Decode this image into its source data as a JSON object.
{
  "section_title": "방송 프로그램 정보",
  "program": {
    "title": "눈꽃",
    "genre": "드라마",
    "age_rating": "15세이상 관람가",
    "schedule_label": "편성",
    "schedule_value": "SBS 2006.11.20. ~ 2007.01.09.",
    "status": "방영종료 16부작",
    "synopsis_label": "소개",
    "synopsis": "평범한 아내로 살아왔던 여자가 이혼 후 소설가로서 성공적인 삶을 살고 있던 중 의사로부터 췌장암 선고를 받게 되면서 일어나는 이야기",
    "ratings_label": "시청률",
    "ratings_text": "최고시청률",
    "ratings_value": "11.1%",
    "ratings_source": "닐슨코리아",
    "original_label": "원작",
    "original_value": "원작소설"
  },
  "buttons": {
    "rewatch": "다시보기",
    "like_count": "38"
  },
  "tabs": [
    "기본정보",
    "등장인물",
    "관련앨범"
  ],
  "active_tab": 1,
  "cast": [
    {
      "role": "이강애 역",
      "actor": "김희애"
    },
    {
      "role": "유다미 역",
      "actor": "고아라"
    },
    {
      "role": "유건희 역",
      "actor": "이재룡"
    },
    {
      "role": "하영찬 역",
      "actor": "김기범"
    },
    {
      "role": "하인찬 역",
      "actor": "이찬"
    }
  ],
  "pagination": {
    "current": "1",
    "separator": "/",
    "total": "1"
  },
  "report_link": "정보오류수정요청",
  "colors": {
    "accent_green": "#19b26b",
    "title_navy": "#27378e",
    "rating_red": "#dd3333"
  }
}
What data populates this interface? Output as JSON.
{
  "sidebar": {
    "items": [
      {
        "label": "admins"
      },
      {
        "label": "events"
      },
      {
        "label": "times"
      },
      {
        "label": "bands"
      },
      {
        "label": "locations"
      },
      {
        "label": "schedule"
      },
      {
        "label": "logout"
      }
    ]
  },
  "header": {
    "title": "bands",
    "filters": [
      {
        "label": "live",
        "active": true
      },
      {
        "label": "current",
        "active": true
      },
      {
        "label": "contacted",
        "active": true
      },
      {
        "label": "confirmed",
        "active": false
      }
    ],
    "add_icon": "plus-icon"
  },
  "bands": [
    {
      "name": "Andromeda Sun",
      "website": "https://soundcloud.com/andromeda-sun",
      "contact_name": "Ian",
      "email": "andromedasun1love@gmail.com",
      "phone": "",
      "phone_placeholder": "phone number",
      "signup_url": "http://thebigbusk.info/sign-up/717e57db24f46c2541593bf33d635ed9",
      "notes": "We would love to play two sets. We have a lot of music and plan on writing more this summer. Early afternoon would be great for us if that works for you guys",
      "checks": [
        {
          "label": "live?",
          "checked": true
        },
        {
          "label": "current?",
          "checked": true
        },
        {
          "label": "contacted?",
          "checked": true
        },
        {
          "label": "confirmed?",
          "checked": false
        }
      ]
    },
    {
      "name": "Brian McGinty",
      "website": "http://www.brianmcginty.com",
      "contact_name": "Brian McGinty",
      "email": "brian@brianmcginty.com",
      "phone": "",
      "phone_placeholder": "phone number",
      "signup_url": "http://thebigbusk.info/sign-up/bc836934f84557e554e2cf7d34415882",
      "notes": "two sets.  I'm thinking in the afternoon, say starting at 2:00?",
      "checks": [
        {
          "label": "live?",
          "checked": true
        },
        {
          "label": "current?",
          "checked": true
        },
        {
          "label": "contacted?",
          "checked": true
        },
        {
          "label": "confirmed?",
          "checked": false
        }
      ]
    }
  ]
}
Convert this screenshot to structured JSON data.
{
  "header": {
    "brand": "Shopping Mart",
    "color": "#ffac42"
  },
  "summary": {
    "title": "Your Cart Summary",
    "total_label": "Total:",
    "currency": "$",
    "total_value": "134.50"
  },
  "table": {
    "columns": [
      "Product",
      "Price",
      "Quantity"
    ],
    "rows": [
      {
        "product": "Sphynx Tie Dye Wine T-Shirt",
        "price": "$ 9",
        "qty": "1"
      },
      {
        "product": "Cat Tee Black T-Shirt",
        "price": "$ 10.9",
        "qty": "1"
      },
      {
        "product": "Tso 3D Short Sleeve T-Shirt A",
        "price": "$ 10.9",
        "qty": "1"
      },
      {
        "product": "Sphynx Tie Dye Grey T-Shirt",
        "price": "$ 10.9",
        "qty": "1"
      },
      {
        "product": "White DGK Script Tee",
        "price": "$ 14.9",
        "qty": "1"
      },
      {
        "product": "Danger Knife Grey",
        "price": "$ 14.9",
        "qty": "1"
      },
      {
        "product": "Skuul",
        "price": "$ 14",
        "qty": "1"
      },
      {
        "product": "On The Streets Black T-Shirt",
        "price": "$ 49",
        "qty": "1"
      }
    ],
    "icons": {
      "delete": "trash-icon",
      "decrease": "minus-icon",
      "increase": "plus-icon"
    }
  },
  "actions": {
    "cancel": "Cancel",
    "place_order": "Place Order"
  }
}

****

What is required: Report each line in the preceding entries that holds the string "actor".

Response:
      "actor": "김희애"
      "actor": "고아라"
      "actor": "이재룡"
      "actor": "김기범"
      "actor": "이찬"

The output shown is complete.